**REQUIRED WORK:**
Please copy out the material below line for line, with every character kept as it appears. Leave the pictures out of your copy.

**RECORDS FOR PROCESSING:**
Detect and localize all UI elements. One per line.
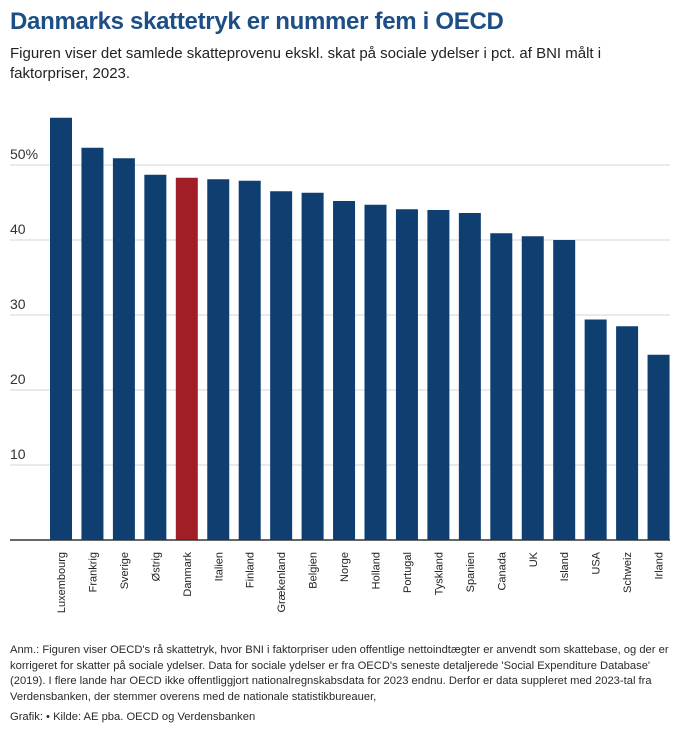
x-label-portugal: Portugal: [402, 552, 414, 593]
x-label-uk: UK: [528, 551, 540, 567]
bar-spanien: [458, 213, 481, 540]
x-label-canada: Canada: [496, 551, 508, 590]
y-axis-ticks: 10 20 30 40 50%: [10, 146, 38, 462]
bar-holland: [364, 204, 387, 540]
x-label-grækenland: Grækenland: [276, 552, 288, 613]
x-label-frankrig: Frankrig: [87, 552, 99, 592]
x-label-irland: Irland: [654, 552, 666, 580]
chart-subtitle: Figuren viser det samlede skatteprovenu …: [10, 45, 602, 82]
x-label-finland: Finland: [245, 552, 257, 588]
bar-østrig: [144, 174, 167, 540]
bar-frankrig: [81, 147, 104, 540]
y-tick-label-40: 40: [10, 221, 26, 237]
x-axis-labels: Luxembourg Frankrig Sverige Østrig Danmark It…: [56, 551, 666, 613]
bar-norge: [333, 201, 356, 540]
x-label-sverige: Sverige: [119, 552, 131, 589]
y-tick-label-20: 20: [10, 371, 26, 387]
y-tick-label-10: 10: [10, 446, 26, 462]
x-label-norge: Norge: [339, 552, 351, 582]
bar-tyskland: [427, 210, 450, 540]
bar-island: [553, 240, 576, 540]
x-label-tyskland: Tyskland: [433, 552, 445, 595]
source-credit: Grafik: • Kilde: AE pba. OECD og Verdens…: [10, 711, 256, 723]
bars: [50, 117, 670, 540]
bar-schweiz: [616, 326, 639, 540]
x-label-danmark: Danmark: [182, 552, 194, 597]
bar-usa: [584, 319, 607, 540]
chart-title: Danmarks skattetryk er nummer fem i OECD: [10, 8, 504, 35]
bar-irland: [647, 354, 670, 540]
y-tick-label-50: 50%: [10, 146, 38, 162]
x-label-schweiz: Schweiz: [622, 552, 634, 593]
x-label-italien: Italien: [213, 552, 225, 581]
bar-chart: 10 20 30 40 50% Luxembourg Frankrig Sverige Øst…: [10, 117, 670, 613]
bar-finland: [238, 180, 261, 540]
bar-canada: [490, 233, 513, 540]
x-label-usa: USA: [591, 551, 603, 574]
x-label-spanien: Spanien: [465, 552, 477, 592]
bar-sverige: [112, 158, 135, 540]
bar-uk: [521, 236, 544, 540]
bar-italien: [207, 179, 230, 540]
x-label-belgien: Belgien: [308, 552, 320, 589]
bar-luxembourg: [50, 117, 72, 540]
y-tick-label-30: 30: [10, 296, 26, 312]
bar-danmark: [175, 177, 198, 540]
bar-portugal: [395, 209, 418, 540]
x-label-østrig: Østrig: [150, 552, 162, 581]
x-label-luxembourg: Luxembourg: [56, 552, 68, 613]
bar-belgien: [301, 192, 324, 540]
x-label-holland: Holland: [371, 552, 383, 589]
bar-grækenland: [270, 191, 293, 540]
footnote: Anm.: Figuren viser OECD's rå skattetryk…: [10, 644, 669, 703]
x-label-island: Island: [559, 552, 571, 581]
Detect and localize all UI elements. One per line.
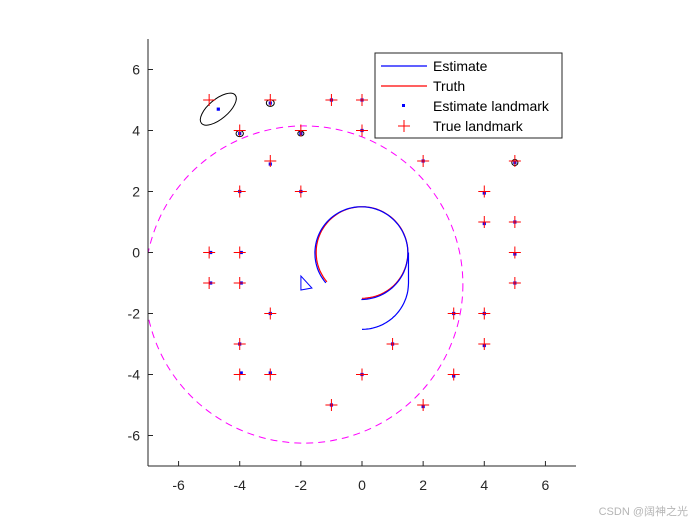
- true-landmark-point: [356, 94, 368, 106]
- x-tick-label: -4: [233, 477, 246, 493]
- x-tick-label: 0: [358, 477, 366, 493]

**ANSWER BELOW:**
Detect and localize all UI elements. One per line.
x-label-portugal: Portugal: [402, 552, 414, 593]
x-label-uk: UK: [528, 551, 540, 567]
bar-spanien: [458, 213, 481, 540]
x-label-canada: Canada: [496, 551, 508, 590]
y-axis-ticks: 10 20 30 40 50%: [10, 146, 38, 462]
bar-holland: [364, 204, 387, 540]
x-label-grækenland: Grækenland: [276, 552, 288, 613]
x-label-frankrig: Frankrig: [87, 552, 99, 592]
x-label-irland: Irland: [654, 552, 666, 580]
chart-subtitle: Figuren viser det samlede skatteprovenu …: [10, 45, 602, 82]
x-label-finland: Finland: [245, 552, 257, 588]
bar-østrig: [144, 174, 167, 540]
bar-frankrig: [81, 147, 104, 540]
y-tick-label-40: 40: [10, 221, 26, 237]
x-axis-labels: Luxembourg Frankrig Sverige Østrig Danmark It…: [56, 551, 666, 613]
bar-norge: [333, 201, 356, 540]
x-label-sverige: Sverige: [119, 552, 131, 589]
y-tick-label-20: 20: [10, 371, 26, 387]
y-tick-label-10: 10: [10, 446, 26, 462]
x-label-norge: Norge: [339, 552, 351, 582]
bar-tyskland: [427, 210, 450, 540]
bar-island: [553, 240, 576, 540]
x-label-tyskland: Tyskland: [433, 552, 445, 595]
source-credit: Grafik: • Kilde: AE pba. OECD og Verdens…: [10, 711, 256, 723]
bars: [50, 117, 670, 540]
bar-schweiz: [616, 326, 639, 540]
x-label-danmark: Danmark: [182, 552, 194, 597]
bar-usa: [584, 319, 607, 540]
chart-title: Danmarks skattetryk er nummer fem i OECD: [10, 8, 504, 35]
bar-irland: [647, 354, 670, 540]
y-tick-label-50: 50%: [10, 146, 38, 162]
x-label-schweiz: Schweiz: [622, 552, 634, 593]
x-label-italien: Italien: [213, 552, 225, 581]
bar-chart: 10 20 30 40 50% Luxembourg Frankrig Sverige Øst…: [10, 117, 670, 613]
bar-finland: [238, 180, 261, 540]
bar-canada: [490, 233, 513, 540]
x-label-usa: USA: [591, 551, 603, 574]
x-label-spanien: Spanien: [465, 552, 477, 592]
bar-sverige: [112, 158, 135, 540]
bar-uk: [521, 236, 544, 540]
bar-italien: [207, 179, 230, 540]
x-label-belgien: Belgien: [308, 552, 320, 589]
bar-luxembourg: [50, 117, 72, 540]
y-tick-label-30: 30: [10, 296, 26, 312]
bar-danmark: [175, 177, 198, 540]
bar-portugal: [395, 209, 418, 540]
x-label-østrig: Østrig: [150, 552, 162, 581]
x-label-luxembourg: Luxembourg: [56, 552, 68, 613]
bar-belgien: [301, 192, 324, 540]
x-label-holland: Holland: [371, 552, 383, 589]
bar-grækenland: [270, 191, 293, 540]
footnote: Anm.: Figuren viser OECD's rå skattetryk…: [10, 644, 669, 703]
x-label-island: Island: [559, 552, 571, 581]
Detect and localize all UI elements. One per line.
- true-landmark-point: [356, 94, 368, 106]
- x-tick-label: -4: [233, 477, 246, 493]
- x-tick-label: 0: [358, 477, 366, 493]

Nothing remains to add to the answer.